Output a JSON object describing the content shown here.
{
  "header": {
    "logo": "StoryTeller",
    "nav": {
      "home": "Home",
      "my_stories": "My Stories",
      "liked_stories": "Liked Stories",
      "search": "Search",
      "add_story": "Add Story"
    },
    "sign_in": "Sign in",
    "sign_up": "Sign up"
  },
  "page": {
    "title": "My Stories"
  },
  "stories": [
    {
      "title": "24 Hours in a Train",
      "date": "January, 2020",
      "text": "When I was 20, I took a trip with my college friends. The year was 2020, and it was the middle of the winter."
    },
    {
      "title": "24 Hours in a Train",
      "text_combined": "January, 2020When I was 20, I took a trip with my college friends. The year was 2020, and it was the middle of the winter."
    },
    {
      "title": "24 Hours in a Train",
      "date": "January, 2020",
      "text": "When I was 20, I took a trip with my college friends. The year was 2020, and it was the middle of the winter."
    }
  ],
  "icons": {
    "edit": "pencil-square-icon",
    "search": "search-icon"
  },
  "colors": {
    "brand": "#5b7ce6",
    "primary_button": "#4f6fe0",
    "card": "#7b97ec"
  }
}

■ **To do**
Set down every record above exactly as given.

■ **Full solution**
Output a JSON object describing the content shown here.
{
  "header": {
    "logo": "StoryTeller",
    "nav": {
      "home": "Home",
      "my_stories": "My Stories",
      "liked_stories": "Liked Stories",
      "search": "Search",
      "add_story": "Add Story"
    },
    "sign_in": "Sign in",
    "sign_up": "Sign up"
  },
  "page": {
    "title": "My Stories"
  },
  "stories": [
    {
      "title": "24 Hours in a Train",
      "date": "January, 2020",
      "text": "When I was 20, I took a trip with my college friends. The year was 2020, and it was the middle of the winter."
    },
    {
      "title": "24 Hours in a Train",
      "text_combined": "January, 2020When I was 20, I took a trip with my college friends. The year was 2020, and it was the middle of the winter."
    },
    {
      "title": "24 Hours in a Train",
      "date": "January, 2020",
      "text": "When I was 20, I took a trip with my college friends. The year was 2020, and it was the middle of the winter."
    }
  ],
  "icons": {
    "edit": "pencil-square-icon",
    "search": "search-icon"
  },
  "colors": {
    "brand": "#5b7ce6",
    "primary_button": "#4f6fe0",
    "card": "#7b97ec"
  }
}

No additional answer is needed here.